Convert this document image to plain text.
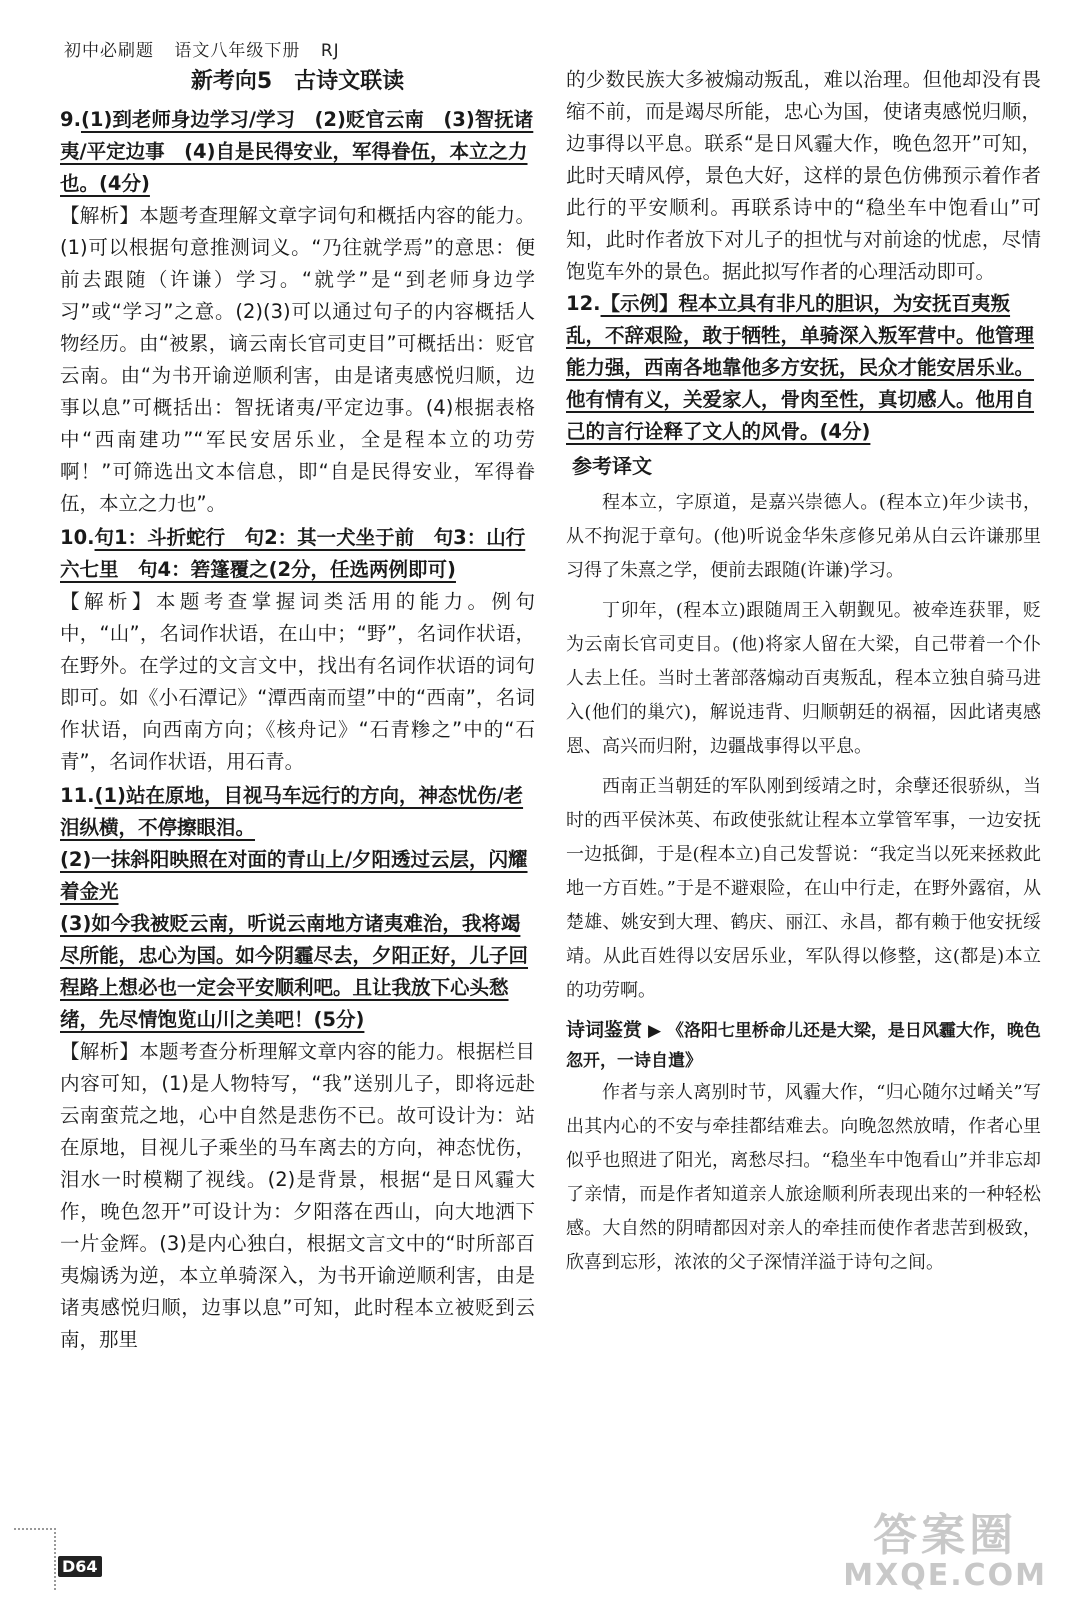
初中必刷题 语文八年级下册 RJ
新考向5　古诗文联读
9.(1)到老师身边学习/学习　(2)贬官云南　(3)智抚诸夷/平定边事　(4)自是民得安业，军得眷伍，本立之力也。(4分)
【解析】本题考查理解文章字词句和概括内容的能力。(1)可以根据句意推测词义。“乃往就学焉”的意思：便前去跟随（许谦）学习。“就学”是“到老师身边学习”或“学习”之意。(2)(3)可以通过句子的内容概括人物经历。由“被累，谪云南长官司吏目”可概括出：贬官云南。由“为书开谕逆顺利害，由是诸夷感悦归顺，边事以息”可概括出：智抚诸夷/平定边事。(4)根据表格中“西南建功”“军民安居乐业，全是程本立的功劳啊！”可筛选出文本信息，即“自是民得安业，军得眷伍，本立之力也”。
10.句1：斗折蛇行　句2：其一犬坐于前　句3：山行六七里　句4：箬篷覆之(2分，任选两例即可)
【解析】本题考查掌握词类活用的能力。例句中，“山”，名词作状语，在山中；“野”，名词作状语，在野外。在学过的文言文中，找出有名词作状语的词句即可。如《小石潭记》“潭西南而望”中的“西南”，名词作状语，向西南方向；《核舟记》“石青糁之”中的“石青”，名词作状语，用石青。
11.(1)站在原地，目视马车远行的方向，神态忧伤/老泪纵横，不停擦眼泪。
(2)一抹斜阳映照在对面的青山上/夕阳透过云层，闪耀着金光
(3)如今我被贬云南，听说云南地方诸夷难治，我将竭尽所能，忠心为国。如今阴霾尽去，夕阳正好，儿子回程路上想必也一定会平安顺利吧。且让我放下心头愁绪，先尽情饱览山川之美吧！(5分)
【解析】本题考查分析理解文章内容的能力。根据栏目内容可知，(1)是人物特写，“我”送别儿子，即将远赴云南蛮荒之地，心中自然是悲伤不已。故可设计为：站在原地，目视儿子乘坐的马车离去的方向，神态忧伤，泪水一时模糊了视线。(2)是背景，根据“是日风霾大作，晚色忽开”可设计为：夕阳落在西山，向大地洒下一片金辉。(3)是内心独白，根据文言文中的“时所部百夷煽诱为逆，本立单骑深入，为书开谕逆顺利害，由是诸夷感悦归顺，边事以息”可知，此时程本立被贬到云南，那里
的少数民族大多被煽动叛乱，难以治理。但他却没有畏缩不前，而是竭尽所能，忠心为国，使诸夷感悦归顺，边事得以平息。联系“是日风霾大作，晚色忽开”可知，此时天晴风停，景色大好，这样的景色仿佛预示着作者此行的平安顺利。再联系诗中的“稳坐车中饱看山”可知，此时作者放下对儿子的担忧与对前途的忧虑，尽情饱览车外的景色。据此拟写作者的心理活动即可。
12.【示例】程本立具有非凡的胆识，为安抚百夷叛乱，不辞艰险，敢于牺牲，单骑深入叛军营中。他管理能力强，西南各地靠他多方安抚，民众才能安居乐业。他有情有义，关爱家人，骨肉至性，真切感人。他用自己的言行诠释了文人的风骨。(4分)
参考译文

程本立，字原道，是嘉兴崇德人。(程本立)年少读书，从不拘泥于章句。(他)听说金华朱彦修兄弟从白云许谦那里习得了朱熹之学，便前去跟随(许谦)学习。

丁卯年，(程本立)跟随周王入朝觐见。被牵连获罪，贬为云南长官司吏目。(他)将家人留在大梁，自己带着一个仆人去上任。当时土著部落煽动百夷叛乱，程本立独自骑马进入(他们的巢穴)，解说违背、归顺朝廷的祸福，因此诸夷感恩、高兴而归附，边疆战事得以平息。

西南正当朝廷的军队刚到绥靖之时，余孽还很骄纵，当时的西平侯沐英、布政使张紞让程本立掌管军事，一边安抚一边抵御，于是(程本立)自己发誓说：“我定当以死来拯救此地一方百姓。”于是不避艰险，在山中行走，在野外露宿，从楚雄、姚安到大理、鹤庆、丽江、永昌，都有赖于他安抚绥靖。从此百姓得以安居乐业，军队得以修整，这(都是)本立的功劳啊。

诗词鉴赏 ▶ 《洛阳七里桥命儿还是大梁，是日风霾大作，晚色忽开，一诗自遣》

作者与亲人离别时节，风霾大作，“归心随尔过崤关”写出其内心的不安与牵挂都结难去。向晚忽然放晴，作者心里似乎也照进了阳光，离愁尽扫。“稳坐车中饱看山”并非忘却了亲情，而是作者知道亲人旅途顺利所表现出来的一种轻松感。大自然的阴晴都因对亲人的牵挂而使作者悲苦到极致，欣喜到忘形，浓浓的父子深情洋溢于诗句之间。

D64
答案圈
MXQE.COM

* * *

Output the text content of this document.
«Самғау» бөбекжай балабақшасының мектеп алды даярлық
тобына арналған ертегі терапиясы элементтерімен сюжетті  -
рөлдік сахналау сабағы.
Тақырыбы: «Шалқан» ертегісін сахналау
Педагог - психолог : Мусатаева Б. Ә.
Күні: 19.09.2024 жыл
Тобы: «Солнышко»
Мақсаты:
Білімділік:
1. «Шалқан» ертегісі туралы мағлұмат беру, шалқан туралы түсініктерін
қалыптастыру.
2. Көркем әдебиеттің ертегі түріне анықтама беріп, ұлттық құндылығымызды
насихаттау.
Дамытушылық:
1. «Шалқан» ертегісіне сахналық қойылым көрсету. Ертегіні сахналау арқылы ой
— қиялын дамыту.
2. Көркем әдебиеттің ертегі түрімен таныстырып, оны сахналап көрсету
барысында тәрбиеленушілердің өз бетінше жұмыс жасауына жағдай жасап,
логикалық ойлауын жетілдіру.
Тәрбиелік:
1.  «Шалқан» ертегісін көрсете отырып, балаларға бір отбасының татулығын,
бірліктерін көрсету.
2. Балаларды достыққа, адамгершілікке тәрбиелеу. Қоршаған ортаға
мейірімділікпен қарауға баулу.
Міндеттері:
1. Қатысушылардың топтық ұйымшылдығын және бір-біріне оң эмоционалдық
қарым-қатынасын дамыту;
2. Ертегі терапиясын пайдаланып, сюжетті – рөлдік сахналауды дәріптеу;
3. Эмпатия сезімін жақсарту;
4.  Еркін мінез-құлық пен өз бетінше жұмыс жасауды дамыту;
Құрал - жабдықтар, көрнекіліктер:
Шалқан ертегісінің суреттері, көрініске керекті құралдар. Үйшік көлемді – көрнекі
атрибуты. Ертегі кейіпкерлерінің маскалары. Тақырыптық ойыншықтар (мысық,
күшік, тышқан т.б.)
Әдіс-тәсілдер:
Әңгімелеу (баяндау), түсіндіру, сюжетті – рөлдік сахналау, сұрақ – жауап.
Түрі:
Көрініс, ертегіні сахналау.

Task goal:
Using the records above, gather all lines where the string "сюжетті" is present.

Solution for this task:
тобына арналған ертегі терапиясы элементтерімен сюжетті  -
2. Ертегі терапиясын пайдаланып, сюжетті – рөлдік сахналауды дәріптеу;
Әңгімелеу (баяндау), түсіндіру, сюжетті – рөлдік сахналау, сұрақ – жауап.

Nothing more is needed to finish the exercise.